WHAT THIS TASK INVOLVES. Say how many lines contain the word "properly" and give no other text.
:: PROVIDED DATA ::
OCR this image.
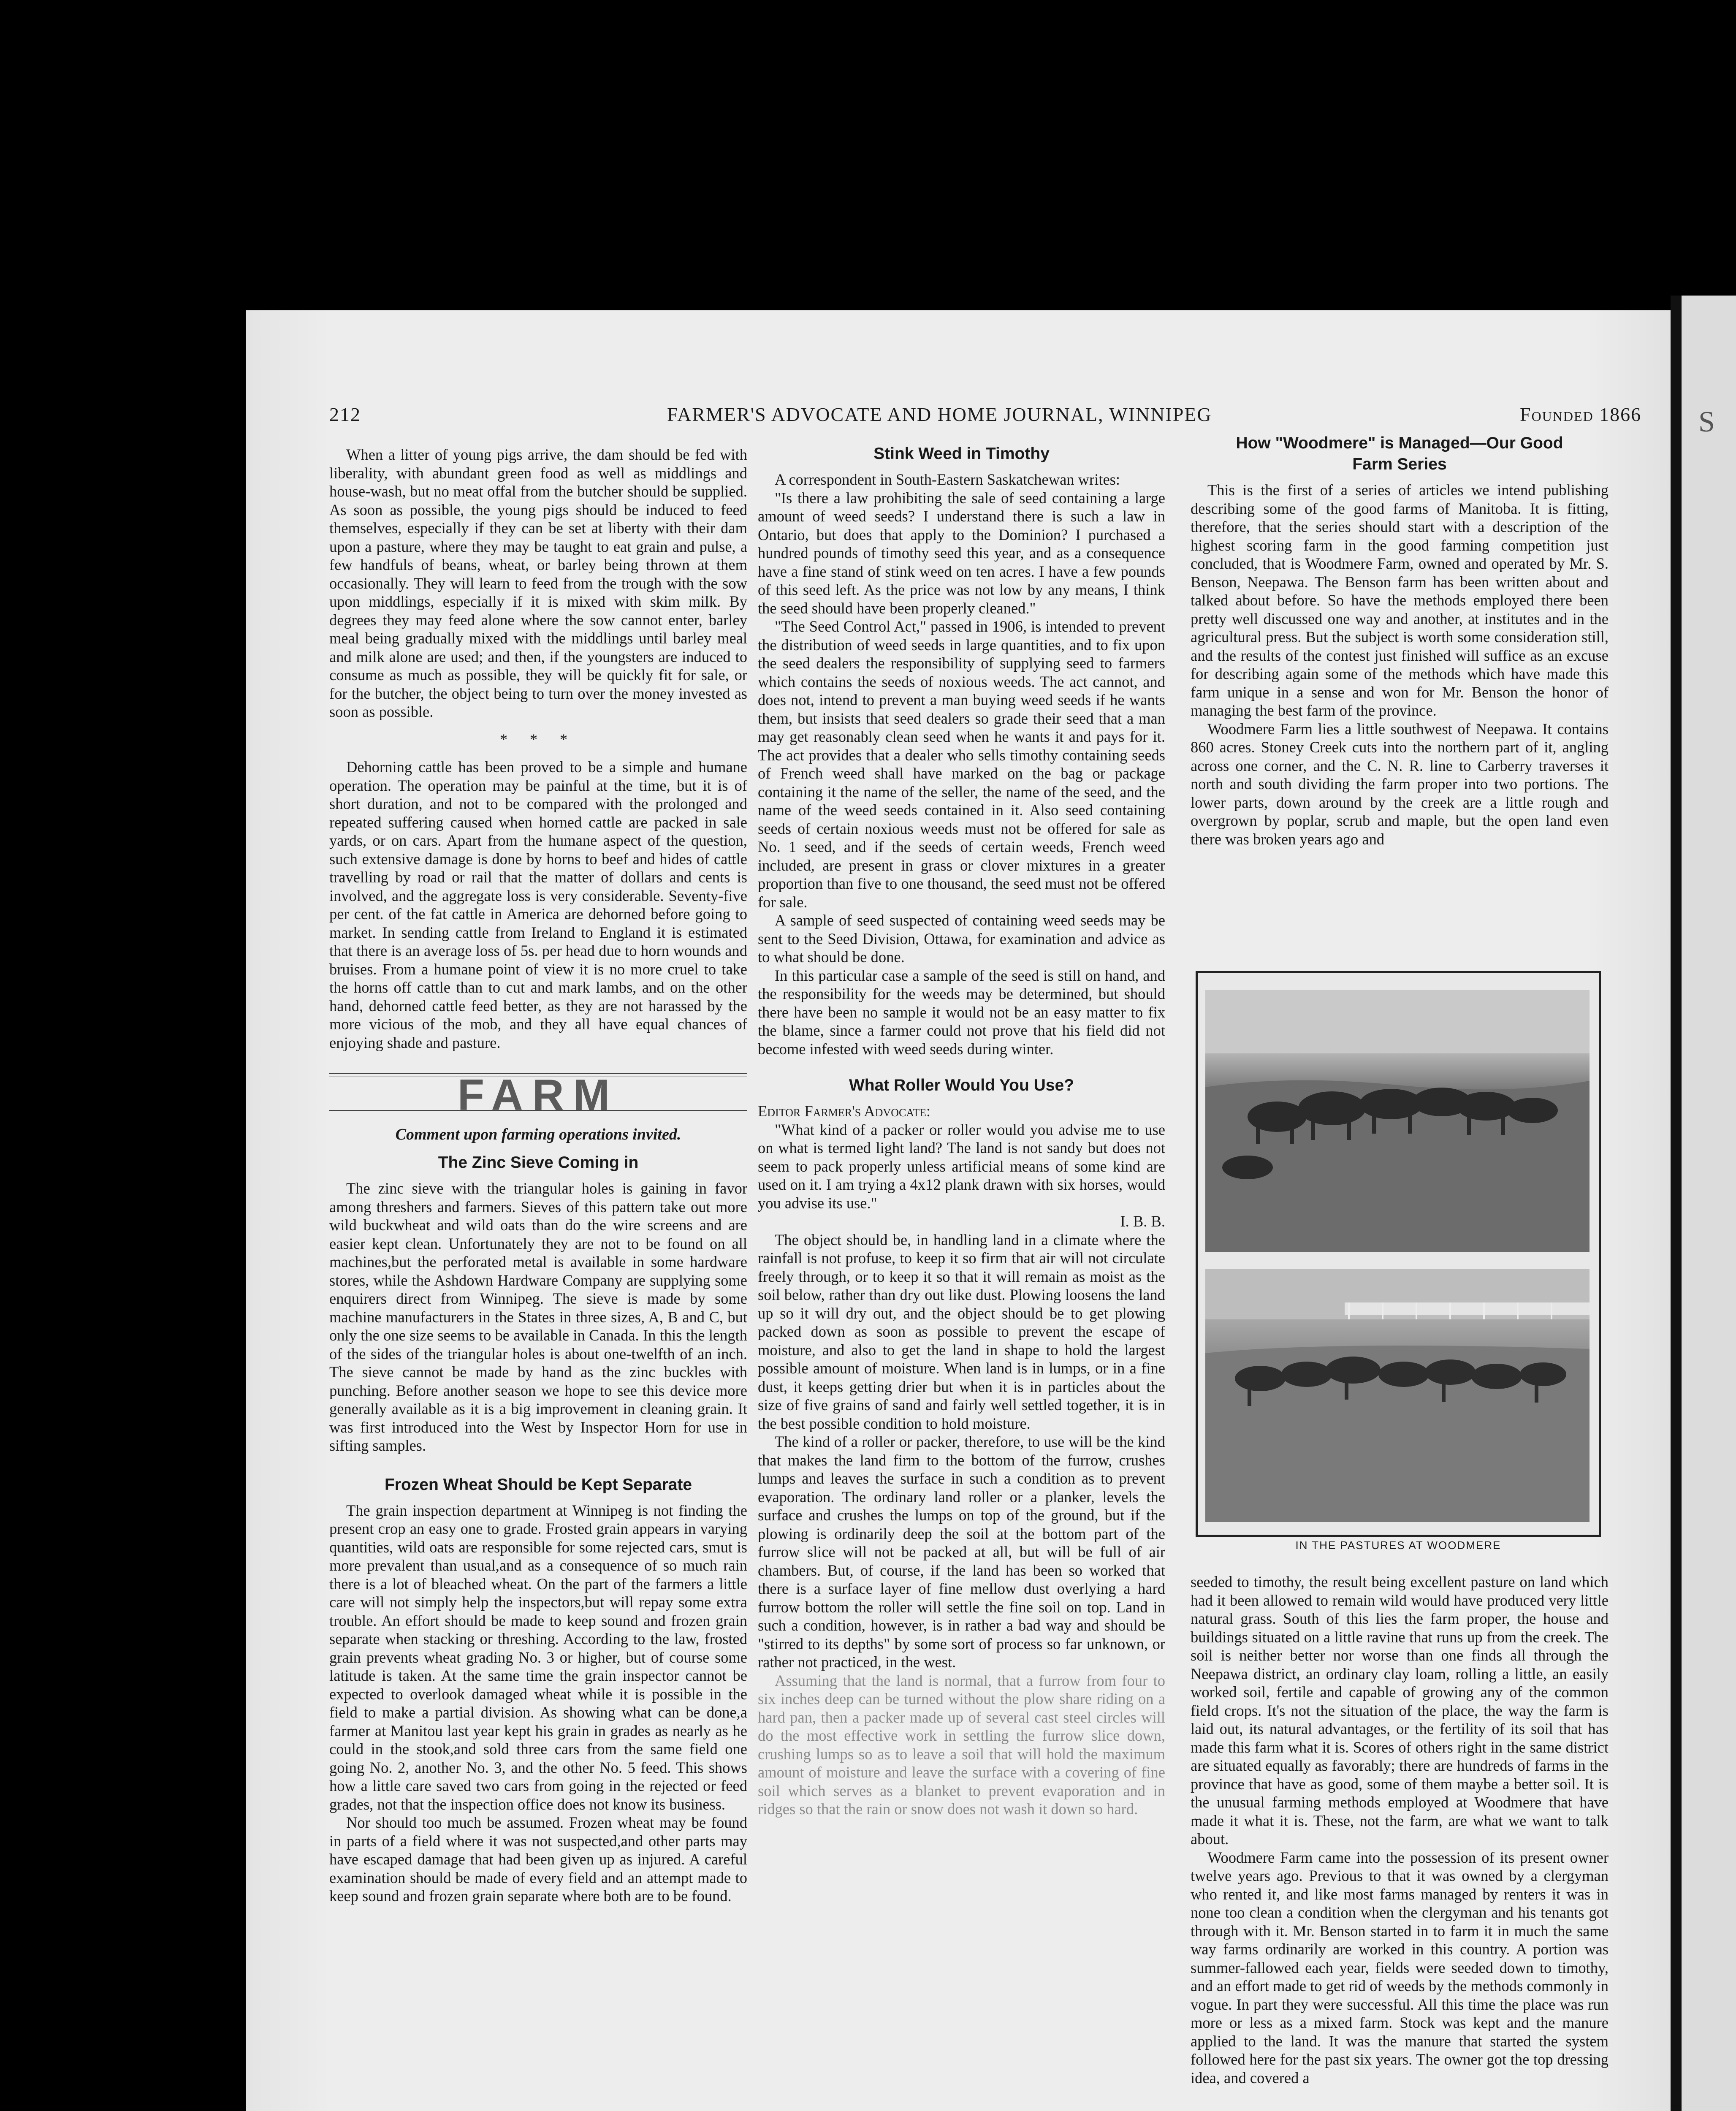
S
212	FARMER'S ADVOCATE AND HOME JOURNAL, WINNIPEG	Founded 1866

When a litter of young pigs arrive, the dam should be fed with liberality, with abundant green food as well as middlings and house-wash, but no meat offal from the butcher should be supplied. As soon as possible, the young pigs should be induced to feed themselves, especially if they can be set at liberty with their dam upon a pasture, where they may be taught to eat grain and pulse, a few handfuls of beans, wheat, or barley being thrown at them occasionally. They will learn to feed from the trough with the sow upon middlings, especially if it is mixed with skim milk. By degrees they may feed alone where the sow cannot enter, barley meal being gradually mixed with the middlings until barley meal and milk alone are used; and then, if the youngsters are induced to consume as much as possible, they will be quickly fit for sale, or for the butcher, the object being to turn over the money invested as soon as possible.

* * *

Dehorning cattle has been proved to be a simple and humane operation. The operation may be painful at the time, but it is of short duration, and not to be compared with the prolonged and repeated suffering caused when horned cattle are packed in sale yards, or on cars. Apart from the humane aspect of the question, such extensive damage is done by horns to beef and hides of cattle travelling by road or rail that the matter of dollars and cents is involved, and the aggregate loss is very considerable. Seventy-five per cent. of the fat cattle in America are dehorned before going to market. In sending cattle from Ireland to England it is estimated that there is an average loss of 5s. per head due to horn wounds and bruises. From a humane point of view it is no more cruel to take the horns off cattle than to cut and mark lambs, and on the other hand, dehorned cattle feed better, as they are not harassed by the more vicious of the mob, and they all have equal chances of enjoying shade and pasture.

FARM
Comment upon farming operations invited.
The Zinc Sieve Coming in

The zinc sieve with the triangular holes is gaining in favor among threshers and farmers. Sieves of this pattern take out more wild buckwheat and wild oats than do the wire screens and are easier kept clean. Unfortunately they are not to be found on all machines,but the perforated metal is available in some hardware stores, while the Ashdown Hardware Company are supplying some enquirers direct from Winnipeg. The sieve is made by some machine manufacturers in the States in three sizes, A, B and C, but only the one size seems to be available in Canada. In this the length of the sides of the triangular holes is about one-twelfth of an inch. The sieve cannot be made by hand as the zinc buckles with punching. Before another season we hope to see this device more generally available as it is a big improvement in cleaning grain. It was first introduced into the West by Inspector Horn for use in sifting samples.

Frozen Wheat Should be Kept Separate

The grain inspection department at Winnipeg is not finding the present crop an easy one to grade. Frosted grain appears in varying quantities, wild oats are responsible for some rejected cars, smut is more prevalent than usual,and as a consequence of so much rain there is a lot of bleached wheat. On the part of the farmers a little care will not simply help the inspectors,but will repay some extra trouble. An effort should be made to keep sound and frozen grain separate when stacking or threshing. According to the law, frosted grain prevents wheat grading No. 3 or higher, but of course some latitude is taken. At the same time the grain inspector cannot be expected to overlook damaged wheat while it is possible in the field to make a partial division. As showing what can be done,a farmer at Manitou last year kept his grain in grades as nearly as he could in the stook,and sold three cars from the same field one going No. 2, another No. 3, and the other No. 5 feed. This shows how a little care saved two cars from going in the rejected or feed grades, not that the inspection office does not know its business.

Nor should too much be assumed. Frozen wheat may be found in parts of a field where it was not suspected,and other parts may have escaped damage that had been given up as injured. A careful examination should be made of every field and an attempt made to keep sound and frozen grain separate where both are to be found.

Stink Weed in Timothy

A correspondent in South-Eastern Saskatchewan writes:

"Is there a law prohibiting the sale of seed containing a large amount of weed seeds? I understand there is such a law in Ontario, but does that apply to the Dominion? I purchased a hundred pounds of timothy seed this year, and as a consequence have a fine stand of stink weed on ten acres. I have a few pounds of this seed left. As the price was not low by any means, I think the seed should have been properly cleaned."

"The Seed Control Act," passed in 1906, is intended to prevent the distribution of weed seeds in large quantities, and to fix upon the seed dealers the responsibility of supplying seed to farmers which contains the seeds of noxious weeds. The act cannot, and does not, intend to prevent a man buying weed seeds if he wants them, but insists that seed dealers so grade their seed that a man may get reasonably clean seed when he wants it and pays for it. The act provides that a dealer who sells timothy containing seeds of French weed shall have marked on the bag or package containing it the name of the seller, the name of the seed, and the name of the weed seeds contained in it. Also seed containing seeds of certain noxious weeds must not be offered for sale as No. 1 seed, and if the seeds of certain weeds, French weed included, are present in grass or clover mixtures in a greater proportion than five to one thousand, the seed must not be offered for sale.

A sample of seed suspected of containing weed seeds may be sent to the Seed Division, Ottawa, for examination and advice as to what should be done.

In this particular case a sample of the seed is still on hand, and the responsibility for the weeds may be determined, but should there have been no sample it would not be an easy matter to fix the blame, since a farmer could not prove that his field did not become infested with weed seeds during winter.

What Roller Would You Use?

Editor Farmer's Advocate:

"What kind of a packer or roller would you advise me to use on what is termed light land? The land is not sandy but does not seem to pack properly unless artificial means of some kind are used on it. I am trying a 4x12 plank drawn with six horses, would you advise its use."

I. B. B.

The object should be, in handling land in a climate where the rainfall is not profuse, to keep it so firm that air will not circulate freely through, or to keep it so that it will remain as moist as the soil below, rather than dry out like dust. Plowing loosens the land up so it will dry out, and the object should be to get plowing packed down as soon as possible to prevent the escape of moisture, and also to get the land in shape to hold the largest possible amount of moisture. When land is in lumps, or in a fine dust, it keeps getting drier but when it is in particles about the size of five grains of sand and fairly well settled together, it is in the best possible condition to hold moisture.

The kind of a roller or packer, therefore, to use will be the kind that makes the land firm to the bottom of the furrow, crushes lumps and leaves the surface in such a condition as to prevent evaporation. The ordinary land roller or a planker, levels the surface and crushes the lumps on top of the ground, but if the plowing is ordinarily deep the soil at the bottom part of the furrow slice will not be packed at all, but will be full of air chambers. But, of course, if the land has been so worked that there is a surface layer of fine mellow dust overlying a hard furrow bottom the roller will settle the fine soil on top. Land in such a condition, however, is in rather a bad way and should be "stirred to its depths" by some sort of process so far unknown, or rather not practiced, in the west.

Assuming that the land is normal, that a furrow from four to six inches deep can be turned without the plow share riding on a hard pan, then a packer made up of several cast steel circles will do the most effective work in settling the furrow slice down, crushing lumps so as to leave a soil that will hold the maximum amount of moisture and leave the surface with a covering of fine soil which serves as a blanket to prevent evaporation and in ridges so that the rain or snow does not wash it down so hard.

How "Woodmere" is Managed—Our Good
Farm Series

This is the first of a series of articles we intend publishing describing some of the good farms of Manitoba. It is fitting, therefore, that the series should start with a description of the highest scoring farm in the good farming competition just concluded, that is Woodmere Farm, owned and operated by Mr. S. Benson, Neepawa. The Benson farm has been written about and talked about before. So have the methods employed there been pretty well discussed one way and another, at institutes and in the agricultural press. But the subject is worth some consideration still, and the results of the contest just finished will suffice as an excuse for describing again some of the methods which have made this farm unique in a sense and won for Mr. Benson the honor of managing the best farm of the province.

Woodmere Farm lies a little southwest of Neepawa. It contains 860 acres. Stoney Creek cuts into the northern part of it, angling across one corner, and the C. N. R. line to Carberry traverses it north and south dividing the farm proper into two portions. The lower parts, down around by the creek are a little rough and overgrown by poplar, scrub and maple, but the open land even there was broken years ago and

IN THE PASTURES AT WOODMERE

seeded to timothy, the result being excellent pasture on land which had it been allowed to remain wild would have produced very little natural grass. South of this lies the farm proper, the house and buildings situated on a little ravine that runs up from the creek. The soil is neither better nor worse than one finds all through the Neepawa district, an ordinary clay loam, rolling a little, an easily worked soil, fertile and capable of growing any of the common field crops. It's not the situation of the place, the way the farm is laid out, its natural advantages, or the fertility of its soil that has made this farm what it is. Scores of others right in the same district are situated equally as favorably; there are hundreds of farms in the province that have as good, some of them maybe a better soil. It is the unusual farming methods employed at Woodmere that have made it what it is. These, not the farm, are what we want to talk about.

Woodmere Farm came into the possession of its present owner twelve years ago. Previous to that it was owned by a clergyman who rented it, and like most farms managed by renters it was in none too clean a condition when the clergyman and his tenants got through with it. Mr. Benson started in to farm it in much the same way farms ordinarily are worked in this country. A portion was summer-fallowed each year, fields were seeded down to timothy, and an effort made to get rid of weeds by the methods commonly in vogue. In part they were successful. All this time the place was run more or less as a mixed farm. Stock was kept and the manure applied to the land. It was the manure that started the system followed here for the past six years. The owner got the top dressing idea, and covered a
:::
EXERCISE RESPONSE. 2